● **TRECHO FORNECIDO**:

----------------

Se fosse menos primitivo, o Brasil teria aproveitado a vigorosa entrada em cena dos EUA para associar-se à única superpotência do planeta e aprender o que não sabe. No pós-guerra, por exemplo, os americanos organizaram a reconstrução do Japão e da Alemanha. O Brasil não consegue lidar sequer com enchentes de médio porte e é um país ainda em construção. Mas Lula acha que está pronto. E o governo desoladoramente jeca preferiu disputar com os americanos o papel de protagonista.
Passada uma semana, só conseguiu ficar ainda mais longe da vaga no Conselho de Segurança da ONU. É o que atesta o resumo da ópera publicado neste 19 de janeiro pelo jornal espanholVanguardia, editado em Barcelona. “O terremoto ocorrido há uma semana desnudou a incapacidade da Organização das Nações Unidas para fazer frente a um desastre de tais dimensões. A onerosa missão dos 8.300 capacetes azuis não serviu para nada no momento de enfrentar a emergência e organizar a ajuda aos haitianos. O Brasil, que tem aspirações ao status de potência regional latino-americana, mostrou-se, como coordenador das forças da ONU, incapacidade e falta de liderança”.
Nesta terça-feira, enquanto os haitianos imploravam pela salvação que teima em demorar, Celso Amorim continuava implorando por conversas com Hillary Clinton. Enquanto soldados brasileiros lutavam pelos flagelados, Nelson Jobim lutava para prolongar por cinco anos a permanência no Haiti das tropas que visita quando lhe convém.
Tanto os brasileiros que morreram em combate quanto os que continuam no Haiti merecem admiração e respeito. São heróis. Políticos que ignoram o pesadelo inverossímil para concentrar-se em disputas mesquinhas merecem desprezo. São gigolôs de terremoto.

----------------

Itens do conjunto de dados
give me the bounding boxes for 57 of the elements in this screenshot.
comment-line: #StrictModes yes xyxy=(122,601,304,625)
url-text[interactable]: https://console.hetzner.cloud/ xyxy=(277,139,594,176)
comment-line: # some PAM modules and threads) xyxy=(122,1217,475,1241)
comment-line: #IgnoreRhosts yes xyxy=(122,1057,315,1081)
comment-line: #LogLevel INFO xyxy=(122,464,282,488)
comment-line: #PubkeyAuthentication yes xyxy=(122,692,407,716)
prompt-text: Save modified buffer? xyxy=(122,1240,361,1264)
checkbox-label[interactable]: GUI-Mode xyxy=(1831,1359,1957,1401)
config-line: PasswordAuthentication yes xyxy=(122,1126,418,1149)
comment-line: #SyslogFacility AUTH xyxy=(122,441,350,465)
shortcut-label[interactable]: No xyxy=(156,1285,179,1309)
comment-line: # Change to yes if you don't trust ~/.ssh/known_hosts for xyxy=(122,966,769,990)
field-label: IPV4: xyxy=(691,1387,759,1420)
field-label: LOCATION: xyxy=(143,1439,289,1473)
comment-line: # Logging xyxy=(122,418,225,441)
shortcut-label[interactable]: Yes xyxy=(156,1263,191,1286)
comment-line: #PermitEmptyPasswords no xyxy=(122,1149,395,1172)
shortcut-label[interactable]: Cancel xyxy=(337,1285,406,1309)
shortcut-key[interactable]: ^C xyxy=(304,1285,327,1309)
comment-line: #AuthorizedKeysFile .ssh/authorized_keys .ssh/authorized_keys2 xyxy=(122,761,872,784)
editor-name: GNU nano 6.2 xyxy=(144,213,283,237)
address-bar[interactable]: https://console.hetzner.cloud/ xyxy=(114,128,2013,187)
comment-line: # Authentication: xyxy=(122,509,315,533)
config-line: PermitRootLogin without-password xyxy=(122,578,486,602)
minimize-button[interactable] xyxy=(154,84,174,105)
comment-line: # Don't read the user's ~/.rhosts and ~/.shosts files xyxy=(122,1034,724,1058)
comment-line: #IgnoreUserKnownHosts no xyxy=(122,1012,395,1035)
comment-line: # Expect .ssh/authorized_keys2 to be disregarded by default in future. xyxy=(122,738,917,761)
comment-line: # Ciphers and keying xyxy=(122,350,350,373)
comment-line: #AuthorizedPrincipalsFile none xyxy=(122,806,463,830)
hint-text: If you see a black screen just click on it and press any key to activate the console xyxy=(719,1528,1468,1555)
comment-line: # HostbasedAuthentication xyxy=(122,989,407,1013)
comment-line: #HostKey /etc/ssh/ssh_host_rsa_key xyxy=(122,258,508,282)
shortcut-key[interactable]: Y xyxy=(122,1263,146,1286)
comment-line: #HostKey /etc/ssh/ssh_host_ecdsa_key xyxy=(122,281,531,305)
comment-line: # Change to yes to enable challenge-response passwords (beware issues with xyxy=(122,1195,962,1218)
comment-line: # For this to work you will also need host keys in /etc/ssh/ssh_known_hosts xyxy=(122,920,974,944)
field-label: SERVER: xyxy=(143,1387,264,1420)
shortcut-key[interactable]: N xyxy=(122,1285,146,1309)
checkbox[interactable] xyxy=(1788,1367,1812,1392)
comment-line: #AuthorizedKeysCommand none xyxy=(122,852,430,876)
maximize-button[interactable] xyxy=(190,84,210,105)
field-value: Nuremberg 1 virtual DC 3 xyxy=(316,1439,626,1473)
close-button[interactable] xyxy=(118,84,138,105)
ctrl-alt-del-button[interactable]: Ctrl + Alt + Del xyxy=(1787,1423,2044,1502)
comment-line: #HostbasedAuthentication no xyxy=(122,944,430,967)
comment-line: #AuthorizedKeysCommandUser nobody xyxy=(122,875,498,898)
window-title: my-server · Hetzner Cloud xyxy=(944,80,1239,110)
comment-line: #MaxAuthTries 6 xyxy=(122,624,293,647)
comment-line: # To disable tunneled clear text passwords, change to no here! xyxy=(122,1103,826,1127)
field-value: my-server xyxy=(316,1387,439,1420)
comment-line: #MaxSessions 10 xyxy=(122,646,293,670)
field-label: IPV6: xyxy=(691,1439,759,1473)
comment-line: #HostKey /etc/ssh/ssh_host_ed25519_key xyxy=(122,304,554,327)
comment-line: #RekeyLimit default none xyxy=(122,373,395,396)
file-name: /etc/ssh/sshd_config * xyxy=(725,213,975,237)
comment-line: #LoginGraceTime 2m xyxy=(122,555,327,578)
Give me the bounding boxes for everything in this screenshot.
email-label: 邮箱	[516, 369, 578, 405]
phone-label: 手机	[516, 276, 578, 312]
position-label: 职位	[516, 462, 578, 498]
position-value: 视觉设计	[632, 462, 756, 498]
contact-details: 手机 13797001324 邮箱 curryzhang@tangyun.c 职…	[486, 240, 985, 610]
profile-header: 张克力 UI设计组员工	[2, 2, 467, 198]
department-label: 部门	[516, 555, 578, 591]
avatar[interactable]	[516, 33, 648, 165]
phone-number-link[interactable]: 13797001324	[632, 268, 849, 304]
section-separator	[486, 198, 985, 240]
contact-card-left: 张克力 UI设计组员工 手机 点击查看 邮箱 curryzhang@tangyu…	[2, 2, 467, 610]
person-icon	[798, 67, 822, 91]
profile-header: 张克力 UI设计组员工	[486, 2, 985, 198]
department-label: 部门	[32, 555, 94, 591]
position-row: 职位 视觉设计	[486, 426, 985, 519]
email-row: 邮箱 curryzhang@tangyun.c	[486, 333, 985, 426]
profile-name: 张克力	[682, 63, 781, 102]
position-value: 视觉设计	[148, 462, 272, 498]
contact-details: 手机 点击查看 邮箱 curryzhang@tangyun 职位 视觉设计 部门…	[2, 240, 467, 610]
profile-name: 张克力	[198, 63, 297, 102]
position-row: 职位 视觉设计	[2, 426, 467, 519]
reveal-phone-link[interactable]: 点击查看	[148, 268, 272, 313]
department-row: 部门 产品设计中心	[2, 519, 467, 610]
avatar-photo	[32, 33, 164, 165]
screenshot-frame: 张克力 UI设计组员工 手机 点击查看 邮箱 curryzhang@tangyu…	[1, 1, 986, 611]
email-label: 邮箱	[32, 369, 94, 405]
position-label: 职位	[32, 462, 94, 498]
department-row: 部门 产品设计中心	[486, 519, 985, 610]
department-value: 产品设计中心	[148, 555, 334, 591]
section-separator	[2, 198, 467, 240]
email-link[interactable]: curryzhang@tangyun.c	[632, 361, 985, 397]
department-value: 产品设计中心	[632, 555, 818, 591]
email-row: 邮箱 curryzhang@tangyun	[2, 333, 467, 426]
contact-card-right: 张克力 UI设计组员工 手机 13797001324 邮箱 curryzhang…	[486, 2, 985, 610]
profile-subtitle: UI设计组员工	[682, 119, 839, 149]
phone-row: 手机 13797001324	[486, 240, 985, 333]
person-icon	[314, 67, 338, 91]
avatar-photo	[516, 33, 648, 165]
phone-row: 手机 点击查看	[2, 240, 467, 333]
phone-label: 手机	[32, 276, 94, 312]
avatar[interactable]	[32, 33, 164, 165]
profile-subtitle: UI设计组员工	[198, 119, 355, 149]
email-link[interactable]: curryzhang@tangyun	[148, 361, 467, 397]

----------------

● **EXERCÍCIO PROPOSTO 1**: Liste todas as pessoas mencionadas pelo nome no trecho sobre a atuação do Brasil no Haiti.
● **EXERCÍCIO PROPOSTO 2**: Mostre cada linha das entradas em que aparece a palavra "icon".
O trecho e as entradas não têm nenhuma relação entre si.

● **RESPOSTA 1**:
Lula
Celso Amorim
Hillary Clinton
Nelson Jobim

● **RESPOSTA 2**:
person-icon	[798, 67, 822, 91]
person-icon	[314, 67, 338, 91]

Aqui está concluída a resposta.